[Collected data entries]
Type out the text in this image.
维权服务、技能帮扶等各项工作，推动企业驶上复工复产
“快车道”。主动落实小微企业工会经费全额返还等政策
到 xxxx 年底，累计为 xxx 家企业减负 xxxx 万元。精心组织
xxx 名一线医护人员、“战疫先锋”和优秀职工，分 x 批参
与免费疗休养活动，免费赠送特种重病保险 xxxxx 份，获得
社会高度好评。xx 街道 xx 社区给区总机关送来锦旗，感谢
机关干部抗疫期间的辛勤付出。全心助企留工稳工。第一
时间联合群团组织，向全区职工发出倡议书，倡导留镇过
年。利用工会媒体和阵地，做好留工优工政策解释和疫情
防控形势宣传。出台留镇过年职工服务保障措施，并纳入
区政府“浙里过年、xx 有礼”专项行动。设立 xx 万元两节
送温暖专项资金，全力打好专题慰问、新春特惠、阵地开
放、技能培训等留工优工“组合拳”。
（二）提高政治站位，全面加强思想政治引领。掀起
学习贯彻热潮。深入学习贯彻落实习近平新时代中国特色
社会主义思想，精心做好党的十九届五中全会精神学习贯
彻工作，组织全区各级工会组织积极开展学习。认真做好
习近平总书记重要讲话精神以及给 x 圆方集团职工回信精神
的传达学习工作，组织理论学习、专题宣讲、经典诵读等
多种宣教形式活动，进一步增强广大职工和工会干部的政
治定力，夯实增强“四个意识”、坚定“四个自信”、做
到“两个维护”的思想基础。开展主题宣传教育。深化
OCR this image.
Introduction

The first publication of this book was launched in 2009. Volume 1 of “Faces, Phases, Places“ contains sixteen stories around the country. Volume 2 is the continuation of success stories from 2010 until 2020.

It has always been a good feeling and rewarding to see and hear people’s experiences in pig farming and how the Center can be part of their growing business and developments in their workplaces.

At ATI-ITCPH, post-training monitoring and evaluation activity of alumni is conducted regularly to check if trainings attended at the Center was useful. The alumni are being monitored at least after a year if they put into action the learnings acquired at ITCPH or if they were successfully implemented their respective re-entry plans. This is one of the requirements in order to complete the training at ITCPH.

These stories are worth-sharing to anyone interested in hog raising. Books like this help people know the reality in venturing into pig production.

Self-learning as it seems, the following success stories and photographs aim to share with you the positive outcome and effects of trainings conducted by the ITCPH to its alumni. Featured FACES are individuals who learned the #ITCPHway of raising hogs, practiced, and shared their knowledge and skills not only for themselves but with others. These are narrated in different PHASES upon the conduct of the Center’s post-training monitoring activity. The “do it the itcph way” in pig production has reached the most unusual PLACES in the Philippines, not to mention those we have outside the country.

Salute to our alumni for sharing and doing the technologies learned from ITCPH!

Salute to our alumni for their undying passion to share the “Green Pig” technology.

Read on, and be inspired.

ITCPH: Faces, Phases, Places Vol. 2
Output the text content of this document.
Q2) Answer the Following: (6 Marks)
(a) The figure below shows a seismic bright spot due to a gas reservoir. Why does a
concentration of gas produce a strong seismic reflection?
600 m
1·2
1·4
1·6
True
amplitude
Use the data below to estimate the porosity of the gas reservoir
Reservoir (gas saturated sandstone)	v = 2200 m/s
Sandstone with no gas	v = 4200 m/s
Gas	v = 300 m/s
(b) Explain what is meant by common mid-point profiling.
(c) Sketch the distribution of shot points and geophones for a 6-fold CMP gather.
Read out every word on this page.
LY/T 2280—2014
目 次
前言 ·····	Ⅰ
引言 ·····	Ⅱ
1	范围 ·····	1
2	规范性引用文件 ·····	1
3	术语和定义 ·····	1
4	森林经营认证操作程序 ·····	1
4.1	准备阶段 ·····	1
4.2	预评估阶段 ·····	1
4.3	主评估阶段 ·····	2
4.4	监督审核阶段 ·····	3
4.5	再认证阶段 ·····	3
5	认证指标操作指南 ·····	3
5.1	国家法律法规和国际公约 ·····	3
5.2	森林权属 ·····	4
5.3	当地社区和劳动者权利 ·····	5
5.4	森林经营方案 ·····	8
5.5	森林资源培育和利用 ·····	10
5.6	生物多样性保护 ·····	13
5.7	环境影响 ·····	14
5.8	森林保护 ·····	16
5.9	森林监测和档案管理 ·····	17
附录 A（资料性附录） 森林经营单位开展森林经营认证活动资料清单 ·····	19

OBJECTIVE
Which lines in the records above contain the string "people"? Copy each one.

REPLY TO THE EXERCISE
It has always been a good feeling and rewarding to see and hear people’s experiences in pig farming and how the Center can be part of their growing business and developments in their workplaces.
These stories are worth-sharing to anyone interested in hog raising. Books like this help people know the reality in venturing into pig production.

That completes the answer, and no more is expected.